*TASK TO CARRY OUT:* Copy each line where the word "JSON" occurs.

>> Start EXERCISE DATA

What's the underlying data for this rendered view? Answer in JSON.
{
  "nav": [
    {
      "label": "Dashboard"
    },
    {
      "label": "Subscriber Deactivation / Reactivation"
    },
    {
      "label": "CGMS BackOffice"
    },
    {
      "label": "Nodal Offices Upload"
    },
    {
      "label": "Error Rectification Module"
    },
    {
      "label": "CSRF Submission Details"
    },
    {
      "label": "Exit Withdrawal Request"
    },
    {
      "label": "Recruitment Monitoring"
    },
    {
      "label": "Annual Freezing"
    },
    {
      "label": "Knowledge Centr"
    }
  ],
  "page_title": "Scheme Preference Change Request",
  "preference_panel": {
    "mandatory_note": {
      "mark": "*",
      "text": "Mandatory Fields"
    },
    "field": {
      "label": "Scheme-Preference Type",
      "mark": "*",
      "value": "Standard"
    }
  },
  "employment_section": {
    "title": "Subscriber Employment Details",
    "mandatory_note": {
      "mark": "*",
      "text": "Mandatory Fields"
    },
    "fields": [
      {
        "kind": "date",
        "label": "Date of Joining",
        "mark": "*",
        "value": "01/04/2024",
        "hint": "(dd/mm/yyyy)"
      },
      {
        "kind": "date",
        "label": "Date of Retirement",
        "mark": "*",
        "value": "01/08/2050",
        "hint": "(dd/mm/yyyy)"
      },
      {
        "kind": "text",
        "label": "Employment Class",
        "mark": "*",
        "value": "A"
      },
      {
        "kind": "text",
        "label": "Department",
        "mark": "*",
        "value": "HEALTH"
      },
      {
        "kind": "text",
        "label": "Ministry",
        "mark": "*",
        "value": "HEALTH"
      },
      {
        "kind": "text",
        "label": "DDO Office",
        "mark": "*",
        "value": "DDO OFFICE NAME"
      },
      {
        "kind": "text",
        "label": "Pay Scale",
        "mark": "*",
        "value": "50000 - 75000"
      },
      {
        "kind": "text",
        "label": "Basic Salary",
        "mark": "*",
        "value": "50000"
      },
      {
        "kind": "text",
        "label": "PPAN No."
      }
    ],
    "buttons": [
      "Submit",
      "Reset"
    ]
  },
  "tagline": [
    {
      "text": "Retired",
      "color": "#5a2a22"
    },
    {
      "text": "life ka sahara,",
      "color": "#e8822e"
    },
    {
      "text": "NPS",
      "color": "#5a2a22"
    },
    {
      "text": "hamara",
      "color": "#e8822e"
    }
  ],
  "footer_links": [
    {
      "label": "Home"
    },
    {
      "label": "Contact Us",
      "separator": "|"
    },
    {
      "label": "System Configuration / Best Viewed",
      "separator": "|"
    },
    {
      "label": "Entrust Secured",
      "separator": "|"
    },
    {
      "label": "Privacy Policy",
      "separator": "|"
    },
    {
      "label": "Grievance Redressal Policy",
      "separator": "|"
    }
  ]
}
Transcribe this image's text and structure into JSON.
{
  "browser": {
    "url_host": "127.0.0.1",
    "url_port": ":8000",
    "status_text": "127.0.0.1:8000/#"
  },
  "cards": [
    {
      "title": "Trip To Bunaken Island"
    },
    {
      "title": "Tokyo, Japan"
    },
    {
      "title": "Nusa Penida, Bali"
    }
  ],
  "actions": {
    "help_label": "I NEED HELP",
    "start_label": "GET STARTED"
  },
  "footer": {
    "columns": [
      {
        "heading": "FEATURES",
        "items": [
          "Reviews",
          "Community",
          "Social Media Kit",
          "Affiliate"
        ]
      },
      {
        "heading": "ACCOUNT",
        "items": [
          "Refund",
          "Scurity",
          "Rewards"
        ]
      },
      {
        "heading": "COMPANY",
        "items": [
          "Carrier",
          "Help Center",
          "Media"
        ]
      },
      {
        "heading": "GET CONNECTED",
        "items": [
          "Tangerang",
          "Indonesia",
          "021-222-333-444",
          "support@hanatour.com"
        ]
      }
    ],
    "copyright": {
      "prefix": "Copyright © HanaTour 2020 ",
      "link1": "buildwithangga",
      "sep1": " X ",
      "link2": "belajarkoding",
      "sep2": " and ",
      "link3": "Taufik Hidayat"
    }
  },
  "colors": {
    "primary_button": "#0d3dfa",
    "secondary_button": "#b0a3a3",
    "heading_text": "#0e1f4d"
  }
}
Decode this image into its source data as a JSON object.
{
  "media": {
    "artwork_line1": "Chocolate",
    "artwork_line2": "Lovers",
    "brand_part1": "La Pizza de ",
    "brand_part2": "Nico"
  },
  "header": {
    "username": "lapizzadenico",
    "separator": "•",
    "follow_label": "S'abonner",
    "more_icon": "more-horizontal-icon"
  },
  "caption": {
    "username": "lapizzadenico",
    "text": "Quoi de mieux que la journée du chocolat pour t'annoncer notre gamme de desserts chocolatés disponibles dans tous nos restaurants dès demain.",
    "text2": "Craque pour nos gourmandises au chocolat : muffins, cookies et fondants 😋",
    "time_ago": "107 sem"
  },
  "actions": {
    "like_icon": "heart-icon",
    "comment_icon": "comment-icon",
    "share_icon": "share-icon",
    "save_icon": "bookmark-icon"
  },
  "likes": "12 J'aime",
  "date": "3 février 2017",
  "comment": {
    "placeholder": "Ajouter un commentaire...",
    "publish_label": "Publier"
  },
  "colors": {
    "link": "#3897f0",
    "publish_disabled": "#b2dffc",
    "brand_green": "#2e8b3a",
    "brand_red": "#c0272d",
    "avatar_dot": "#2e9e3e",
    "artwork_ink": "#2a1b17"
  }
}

>> End EXERCISE DATA

*EXERCISE ANSWER:*
What's the underlying data for this rendered view? Answer in JSON.
Transcribe this image's text and structure into JSON.
Decode this image into its source data as a JSON object.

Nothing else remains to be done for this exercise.